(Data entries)
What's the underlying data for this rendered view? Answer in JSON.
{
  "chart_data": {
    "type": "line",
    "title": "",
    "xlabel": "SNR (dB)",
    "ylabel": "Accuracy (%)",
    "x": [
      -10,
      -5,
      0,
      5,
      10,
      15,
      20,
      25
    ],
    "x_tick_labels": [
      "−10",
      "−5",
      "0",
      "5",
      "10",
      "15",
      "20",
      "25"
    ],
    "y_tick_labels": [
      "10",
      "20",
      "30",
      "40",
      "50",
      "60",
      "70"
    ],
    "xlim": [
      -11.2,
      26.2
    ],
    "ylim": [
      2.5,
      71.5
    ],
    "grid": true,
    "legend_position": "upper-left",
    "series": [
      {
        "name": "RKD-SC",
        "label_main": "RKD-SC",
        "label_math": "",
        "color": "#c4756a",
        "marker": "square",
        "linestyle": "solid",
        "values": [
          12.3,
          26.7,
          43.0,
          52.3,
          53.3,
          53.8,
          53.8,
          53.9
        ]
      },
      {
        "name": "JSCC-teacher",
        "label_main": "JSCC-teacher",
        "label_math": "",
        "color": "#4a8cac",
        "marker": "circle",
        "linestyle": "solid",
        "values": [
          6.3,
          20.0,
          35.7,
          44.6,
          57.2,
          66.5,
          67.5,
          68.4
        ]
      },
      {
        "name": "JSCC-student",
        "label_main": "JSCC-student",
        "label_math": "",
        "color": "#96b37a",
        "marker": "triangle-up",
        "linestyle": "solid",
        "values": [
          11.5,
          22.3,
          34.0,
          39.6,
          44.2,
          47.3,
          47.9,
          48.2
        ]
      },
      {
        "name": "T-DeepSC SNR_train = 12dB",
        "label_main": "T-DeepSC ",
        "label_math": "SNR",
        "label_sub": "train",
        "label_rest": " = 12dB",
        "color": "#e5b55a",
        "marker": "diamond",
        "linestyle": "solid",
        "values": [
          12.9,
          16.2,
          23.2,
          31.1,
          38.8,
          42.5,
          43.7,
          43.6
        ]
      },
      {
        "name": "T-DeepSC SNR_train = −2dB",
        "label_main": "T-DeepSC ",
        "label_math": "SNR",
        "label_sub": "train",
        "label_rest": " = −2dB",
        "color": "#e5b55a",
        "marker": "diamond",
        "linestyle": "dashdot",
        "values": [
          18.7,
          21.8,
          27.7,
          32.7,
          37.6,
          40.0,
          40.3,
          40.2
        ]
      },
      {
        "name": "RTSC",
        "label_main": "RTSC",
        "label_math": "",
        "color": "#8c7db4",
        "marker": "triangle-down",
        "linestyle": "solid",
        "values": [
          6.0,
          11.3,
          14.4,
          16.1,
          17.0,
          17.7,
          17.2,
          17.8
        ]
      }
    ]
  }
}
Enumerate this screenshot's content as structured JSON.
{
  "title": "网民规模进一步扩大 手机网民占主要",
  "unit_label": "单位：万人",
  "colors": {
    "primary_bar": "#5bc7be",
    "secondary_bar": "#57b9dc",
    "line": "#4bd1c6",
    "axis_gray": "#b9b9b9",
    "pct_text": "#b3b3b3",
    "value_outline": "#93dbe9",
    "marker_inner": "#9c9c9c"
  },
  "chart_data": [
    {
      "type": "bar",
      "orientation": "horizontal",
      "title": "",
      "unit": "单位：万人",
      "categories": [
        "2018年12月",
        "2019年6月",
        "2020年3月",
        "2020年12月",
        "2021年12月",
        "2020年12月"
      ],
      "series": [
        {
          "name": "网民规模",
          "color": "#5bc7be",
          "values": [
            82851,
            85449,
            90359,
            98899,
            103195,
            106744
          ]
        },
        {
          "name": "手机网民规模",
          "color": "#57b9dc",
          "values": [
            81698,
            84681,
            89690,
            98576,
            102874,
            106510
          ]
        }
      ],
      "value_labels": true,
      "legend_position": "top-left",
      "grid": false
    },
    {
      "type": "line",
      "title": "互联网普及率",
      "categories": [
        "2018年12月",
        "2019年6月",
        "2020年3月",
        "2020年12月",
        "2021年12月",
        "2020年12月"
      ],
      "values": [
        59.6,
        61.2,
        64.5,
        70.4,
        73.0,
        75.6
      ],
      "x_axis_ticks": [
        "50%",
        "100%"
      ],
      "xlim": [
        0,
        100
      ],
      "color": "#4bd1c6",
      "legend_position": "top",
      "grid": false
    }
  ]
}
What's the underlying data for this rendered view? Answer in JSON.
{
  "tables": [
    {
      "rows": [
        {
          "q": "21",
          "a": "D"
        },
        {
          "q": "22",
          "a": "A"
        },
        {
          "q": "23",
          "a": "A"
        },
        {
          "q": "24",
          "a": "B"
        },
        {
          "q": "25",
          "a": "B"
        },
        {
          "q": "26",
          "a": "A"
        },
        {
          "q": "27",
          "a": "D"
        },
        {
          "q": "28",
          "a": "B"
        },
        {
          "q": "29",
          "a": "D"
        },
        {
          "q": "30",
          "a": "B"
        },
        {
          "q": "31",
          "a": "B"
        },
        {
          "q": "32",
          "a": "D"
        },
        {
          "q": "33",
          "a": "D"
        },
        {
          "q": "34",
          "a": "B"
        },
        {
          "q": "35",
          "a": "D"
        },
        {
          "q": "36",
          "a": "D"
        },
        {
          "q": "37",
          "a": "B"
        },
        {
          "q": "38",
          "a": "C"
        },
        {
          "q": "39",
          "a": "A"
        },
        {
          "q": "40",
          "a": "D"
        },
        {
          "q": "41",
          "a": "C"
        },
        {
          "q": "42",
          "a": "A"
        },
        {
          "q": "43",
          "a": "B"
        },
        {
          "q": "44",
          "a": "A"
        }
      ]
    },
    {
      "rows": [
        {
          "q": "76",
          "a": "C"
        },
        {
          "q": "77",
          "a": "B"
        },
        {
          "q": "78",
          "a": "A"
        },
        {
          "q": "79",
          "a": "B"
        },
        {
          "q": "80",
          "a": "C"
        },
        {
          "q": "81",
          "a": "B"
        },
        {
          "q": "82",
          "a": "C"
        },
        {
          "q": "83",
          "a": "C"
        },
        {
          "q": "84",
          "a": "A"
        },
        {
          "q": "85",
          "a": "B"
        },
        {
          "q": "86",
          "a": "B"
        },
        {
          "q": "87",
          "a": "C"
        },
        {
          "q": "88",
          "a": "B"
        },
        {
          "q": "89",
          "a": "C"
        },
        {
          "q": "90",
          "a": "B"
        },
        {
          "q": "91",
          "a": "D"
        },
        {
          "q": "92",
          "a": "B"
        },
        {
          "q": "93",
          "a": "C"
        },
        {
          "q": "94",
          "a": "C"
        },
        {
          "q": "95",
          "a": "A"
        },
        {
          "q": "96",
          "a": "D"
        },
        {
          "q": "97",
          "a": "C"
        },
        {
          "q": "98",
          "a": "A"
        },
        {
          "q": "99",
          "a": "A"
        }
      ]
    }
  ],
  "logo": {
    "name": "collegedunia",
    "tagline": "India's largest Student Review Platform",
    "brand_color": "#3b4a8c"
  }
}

• [EXERCISE GOAL] Report back each line of the entries that holds the string "JSCC".

• [OUTPUT OF THE TASK]
        "name": "JSCC-teacher",
        "label_main": "JSCC-teacher",
        "name": "JSCC-student",
        "label_main": "JSCC-student",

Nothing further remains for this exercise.